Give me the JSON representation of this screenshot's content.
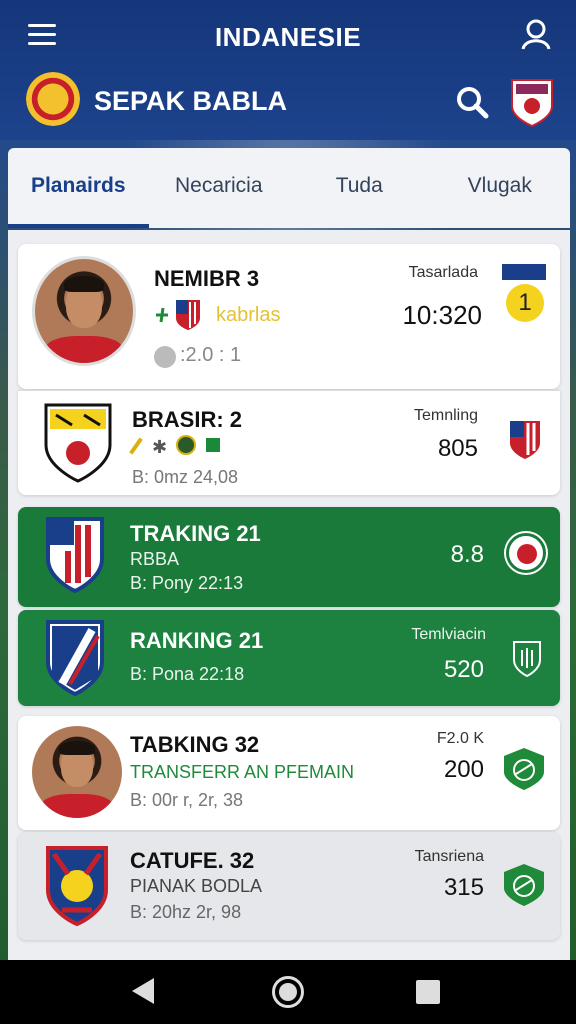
{
  "header": {
    "title": "INDANESIE",
    "brand": "SEPAK BABLA"
  },
  "tabs": [
    {
      "label": "Planairds",
      "active": true
    },
    {
      "label": "Necaricia",
      "active": false
    },
    {
      "label": "Tuda",
      "active": false
    },
    {
      "label": "Vlugak",
      "active": false
    }
  ],
  "cards": [
    {
      "title": "NEMIBR 3",
      "sub1": "kabrlas",
      "sub2": ":2.0 : 1",
      "right_label": "Tasarlada",
      "right_value": "10:320",
      "badge_value": "1"
    },
    {
      "title": "BRASIR: 2",
      "sub2": "B: 0mz 24,08",
      "right_label": "Temnling",
      "right_value": "805"
    },
    {
      "title": "TRAKING 21",
      "sub1": "RBBA",
      "sub2": "B: Pony 22:13",
      "right_value": "8.8"
    },
    {
      "title": "RANKING 21",
      "sub2": "B: Pona 22:18",
      "right_label": "Temlviacin",
      "right_value": "520"
    },
    {
      "title": "TABKING 32",
      "sub1": "TRANSFERR AN PFEMAIN",
      "sub2": "B: 00r r, 2r, 38",
      "right_label": "F2.0 K",
      "right_value": "200"
    },
    {
      "title": "CATUFE. 32",
      "sub1": "PIANAK BODLA",
      "sub2": "B: 20hz 2r, 98",
      "right_label": "Tansriena",
      "right_value": "315"
    }
  ],
  "colors": {
    "header_blue": "#1d438c",
    "accent_blue": "#1a3f8a",
    "card_green": "#1a7a3a",
    "sub_green": "#1f8a3a",
    "badge_yellow": "#f4d21e"
  },
  "icons": [
    "menu-icon",
    "user-icon",
    "search-icon",
    "club-crest-icon",
    "back-icon",
    "home-icon",
    "recent-apps-icon"
  ]
}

---+---

WRITTEN EXERCISE.
Reproduce each record from above exactly; pictures do not belong in the copy.

RESULT OF THIS TASK.
Give me the JSON representation of this screenshot's content.
{
  "header": {
    "title": "INDANESIE",
    "brand": "SEPAK BABLA"
  },
  "tabs": [
    {
      "label": "Planairds",
      "active": true
    },
    {
      "label": "Necaricia",
      "active": false
    },
    {
      "label": "Tuda",
      "active": false
    },
    {
      "label": "Vlugak",
      "active": false
    }
  ],
  "cards": [
    {
      "title": "NEMIBR 3",
      "sub1": "kabrlas",
      "sub2": ":2.0 : 1",
      "right_label": "Tasarlada",
      "right_value": "10:320",
      "badge_value": "1"
    },
    {
      "title": "BRASIR: 2",
      "sub2": "B: 0mz 24,08",
      "right_label": "Temnling",
      "right_value": "805"
    },
    {
      "title": "TRAKING 21",
      "sub1": "RBBA",
      "sub2": "B: Pony 22:13",
      "right_value": "8.8"
    },
    {
      "title": "RANKING 21",
      "sub2": "B: Pona 22:18",
      "right_label": "Temlviacin",
      "right_value": "520"
    },
    {
      "title": "TABKING 32",
      "sub1": "TRANSFERR AN PFEMAIN",
      "sub2": "B: 00r r, 2r, 38",
      "right_label": "F2.0 K",
      "right_value": "200"
    },
    {
      "title": "CATUFE. 32",
      "sub1": "PIANAK BODLA",
      "sub2": "B: 20hz 2r, 98",
      "right_label": "Tansriena",
      "right_value": "315"
    }
  ],
  "colors": {
    "header_blue": "#1d438c",
    "accent_blue": "#1a3f8a",
    "card_green": "#1a7a3a",
    "sub_green": "#1f8a3a",
    "badge_yellow": "#f4d21e"
  },
  "icons": [
    "menu-icon",
    "user-icon",
    "search-icon",
    "club-crest-icon",
    "back-icon",
    "home-icon",
    "recent-apps-icon"
  ]
}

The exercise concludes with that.